_WHAT THE EXERCISE ASKS_: Copy out the listing below line for line, with no changes, leaving out the pictures.

_INPUT_:
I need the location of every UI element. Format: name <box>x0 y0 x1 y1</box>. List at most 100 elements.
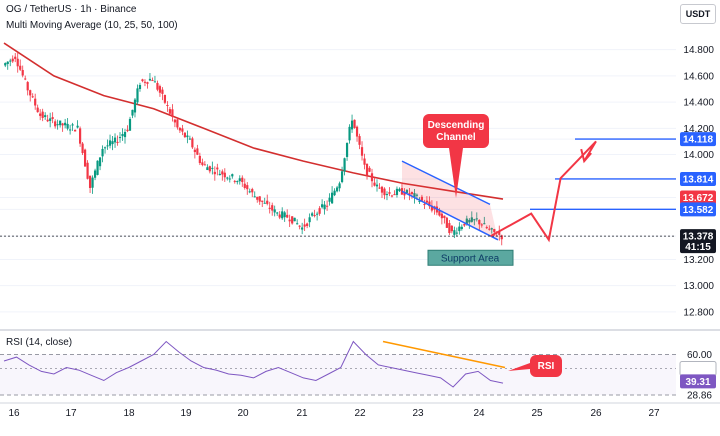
countdown-label: 41:15 <box>685 242 711 253</box>
candle-body <box>420 196 424 201</box>
time-tick-label: 16 <box>8 408 20 419</box>
candle-body <box>393 194 396 196</box>
price-tag-label: 14.118 <box>683 135 713 146</box>
candle-body <box>136 88 139 103</box>
candle-body <box>148 78 152 81</box>
candle-body <box>186 135 189 138</box>
candle-body <box>56 124 59 126</box>
candle-body <box>228 178 231 180</box>
candle-body <box>223 172 226 178</box>
candle-body <box>123 131 127 138</box>
candle-body <box>450 225 453 232</box>
candle-body <box>21 69 24 76</box>
candle-body <box>246 185 249 190</box>
candle-body <box>413 193 416 198</box>
currency-button[interactable]: USDT <box>680 4 716 24</box>
candle-body <box>313 215 316 217</box>
candle-body <box>176 119 179 128</box>
candle-body <box>241 177 244 183</box>
candle-body <box>473 219 476 221</box>
candle-body <box>188 138 191 140</box>
candle-body <box>296 223 299 225</box>
candle-body <box>71 124 74 126</box>
candle-body <box>81 143 84 154</box>
candle-body <box>216 167 219 170</box>
candle-body <box>308 217 311 223</box>
rsi-tag-label: 39.31 <box>685 377 710 388</box>
candle-body <box>49 118 52 121</box>
candle-body <box>83 149 87 167</box>
price-tick-label: 13.200 <box>683 255 714 266</box>
time-tick-label: 27 <box>648 408 660 419</box>
rsi-callout <box>530 355 562 377</box>
moving-average <box>3 42 504 200</box>
time-tick-label: 25 <box>531 408 543 419</box>
candle-body <box>400 188 404 195</box>
candle-body <box>316 213 319 215</box>
candle-body <box>455 232 458 234</box>
candle-body <box>61 123 64 126</box>
candle-body <box>395 188 399 195</box>
candle-body <box>9 60 12 62</box>
candle-body <box>360 147 364 156</box>
candle-body <box>221 171 224 175</box>
candle-body <box>113 137 117 143</box>
candle-body <box>355 126 359 137</box>
candle-body <box>44 115 47 118</box>
candle-body <box>483 223 486 225</box>
candle-body <box>231 174 234 177</box>
candle-body <box>156 82 159 90</box>
rsi-tag-bg <box>680 374 716 389</box>
candle-body <box>198 155 201 164</box>
candle-body <box>353 119 356 128</box>
price-tick-label: 14.200 <box>683 124 714 135</box>
descending-channel-fill <box>402 161 498 240</box>
price-tag-bg <box>680 190 716 205</box>
candle-body <box>291 216 294 224</box>
candle-body <box>59 120 62 126</box>
price-tick-label: 14.000 <box>683 150 714 161</box>
candle-body <box>278 214 281 218</box>
candle-body <box>106 145 109 147</box>
candle-body <box>440 213 443 219</box>
candle-body <box>338 183 341 189</box>
rsi-band <box>0 354 676 395</box>
candle-body <box>328 197 331 202</box>
candle-body <box>166 104 169 106</box>
candle-body <box>34 98 37 106</box>
candle-body <box>500 235 503 240</box>
candle-body <box>286 214 289 218</box>
candle-body <box>203 164 206 166</box>
candle-body <box>31 96 34 98</box>
callout-pointer <box>449 148 463 198</box>
candle-body <box>218 173 221 176</box>
price-tag-bg <box>680 132 716 147</box>
price-tag-bg <box>680 202 716 217</box>
candle-body <box>388 192 391 194</box>
candle-body <box>283 212 286 218</box>
candle-body <box>251 189 254 193</box>
candle-body <box>458 226 461 232</box>
candle-body <box>51 117 54 119</box>
candle-body <box>298 225 301 227</box>
candle-body <box>335 187 339 192</box>
candle-body <box>288 219 291 222</box>
rsi-panel: RSI <box>0 340 676 396</box>
candle-body <box>398 188 401 192</box>
candle-body <box>133 99 137 113</box>
candle-body <box>146 82 149 84</box>
price-tag-bg <box>680 171 716 186</box>
candle-body <box>108 140 112 146</box>
candle-body <box>303 224 306 227</box>
time-tick-label: 22 <box>354 408 366 419</box>
candle-body <box>370 173 374 182</box>
candle-body <box>138 84 142 90</box>
candle-body <box>410 192 414 194</box>
candle-body <box>39 113 42 116</box>
candle-body <box>263 202 266 204</box>
price-tick-label: 13.000 <box>683 281 714 292</box>
candle-body <box>323 204 326 210</box>
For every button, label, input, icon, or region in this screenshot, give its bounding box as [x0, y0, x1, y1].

_FULL SOLUTION_:
I need the location of every UI element. Format: name <box>x0 y0 x1 y1</box>. List at most 100 elements.
countdown-label: 41:15 <box>685 242 711 253</box>
candle-body <box>420 196 424 201</box>
time-tick-label: 16 <box>8 408 20 419</box>
candle-body <box>393 194 396 196</box>
price-tag-label: 14.118 <box>683 135 713 146</box>
candle-body <box>136 88 139 103</box>
candle-body <box>148 78 152 81</box>
candle-body <box>186 135 189 138</box>
candle-body <box>56 124 59 126</box>
candle-body <box>228 178 231 180</box>
candle-body <box>223 172 226 178</box>
candle-body <box>123 131 127 138</box>
candle-body <box>450 225 453 232</box>
candle-body <box>21 69 24 76</box>
candle-body <box>246 185 249 190</box>
candle-body <box>413 193 416 198</box>
currency-button[interactable]: USDT <box>680 4 716 24</box>
candle-body <box>313 215 316 217</box>
candle-body <box>176 119 179 128</box>
candle-body <box>241 177 244 183</box>
candle-body <box>473 219 476 221</box>
candle-body <box>188 138 191 140</box>
candle-body <box>296 223 299 225</box>
candle-body <box>71 124 74 126</box>
candle-body <box>81 143 84 154</box>
candle-body <box>216 167 219 170</box>
candle-body <box>308 217 311 223</box>
rsi-tag-label: 39.31 <box>685 377 710 388</box>
candle-body <box>49 118 52 121</box>
candle-body <box>83 149 87 167</box>
price-tick-label: 13.200 <box>683 255 714 266</box>
time-tick-label: 27 <box>648 408 660 419</box>
rsi-callout <box>530 355 562 377</box>
moving-average <box>3 42 504 200</box>
time-tick-label: 25 <box>531 408 543 419</box>
candle-body <box>400 188 404 195</box>
candle-body <box>316 213 319 215</box>
candle-body <box>455 232 458 234</box>
candle-body <box>61 123 64 126</box>
candle-body <box>395 188 399 195</box>
candle-body <box>9 60 12 62</box>
candle-body <box>360 147 364 156</box>
candle-body <box>221 171 224 175</box>
candle-body <box>113 137 117 143</box>
candle-body <box>355 126 359 137</box>
candle-body <box>44 115 47 118</box>
candle-body <box>483 223 486 225</box>
candle-body <box>231 174 234 177</box>
candle-body <box>156 82 159 90</box>
rsi-tag-bg <box>680 374 716 389</box>
candle-body <box>198 155 201 164</box>
candle-body <box>353 119 356 128</box>
price-tick-label: 14.200 <box>683 124 714 135</box>
descending-channel-fill <box>402 161 498 240</box>
price-tag-bg <box>680 190 716 205</box>
candle-body <box>291 216 294 224</box>
candle-body <box>59 120 62 126</box>
price-tick-label: 14.000 <box>683 150 714 161</box>
candle-body <box>278 214 281 218</box>
candle-body <box>106 145 109 147</box>
candle-body <box>440 213 443 219</box>
candle-body <box>338 183 341 189</box>
rsi-band <box>0 354 676 395</box>
candle-body <box>328 197 331 202</box>
candle-body <box>166 104 169 106</box>
candle-body <box>34 98 37 106</box>
candle-body <box>500 235 503 240</box>
candle-body <box>286 214 289 218</box>
candle-body <box>203 164 206 166</box>
candle-body <box>31 96 34 98</box>
callout-pointer <box>449 148 463 198</box>
candle-body <box>218 173 221 176</box>
price-tag-bg <box>680 132 716 147</box>
price-tag-bg <box>680 202 716 217</box>
candle-body <box>388 192 391 194</box>
candle-body <box>283 212 286 218</box>
candle-body <box>251 189 254 193</box>
candle-body <box>458 226 461 232</box>
candle-body <box>51 117 54 119</box>
candle-body <box>298 225 301 227</box>
candle-body <box>335 187 339 192</box>
candle-body <box>288 219 291 222</box>
rsi-panel: RSI <box>0 340 676 396</box>
candle-body <box>398 188 401 192</box>
candle-body <box>133 99 137 113</box>
candle-body <box>146 82 149 84</box>
price-tag-bg <box>680 171 716 186</box>
candle-body <box>108 140 112 146</box>
candle-body <box>303 224 306 227</box>
time-tick-label: 22 <box>354 408 366 419</box>
candle-body <box>370 173 374 182</box>
candle-body <box>138 84 142 90</box>
candle-body <box>410 192 414 194</box>
candle-body <box>39 113 42 116</box>
candle-body <box>263 202 266 204</box>
price-tick-label: 13.000 <box>683 281 714 292</box>
candle-body <box>323 204 326 210</box>
For every button, label, input, icon, or region in this screenshot, give its bounding box as [x0, y0, x1, y1].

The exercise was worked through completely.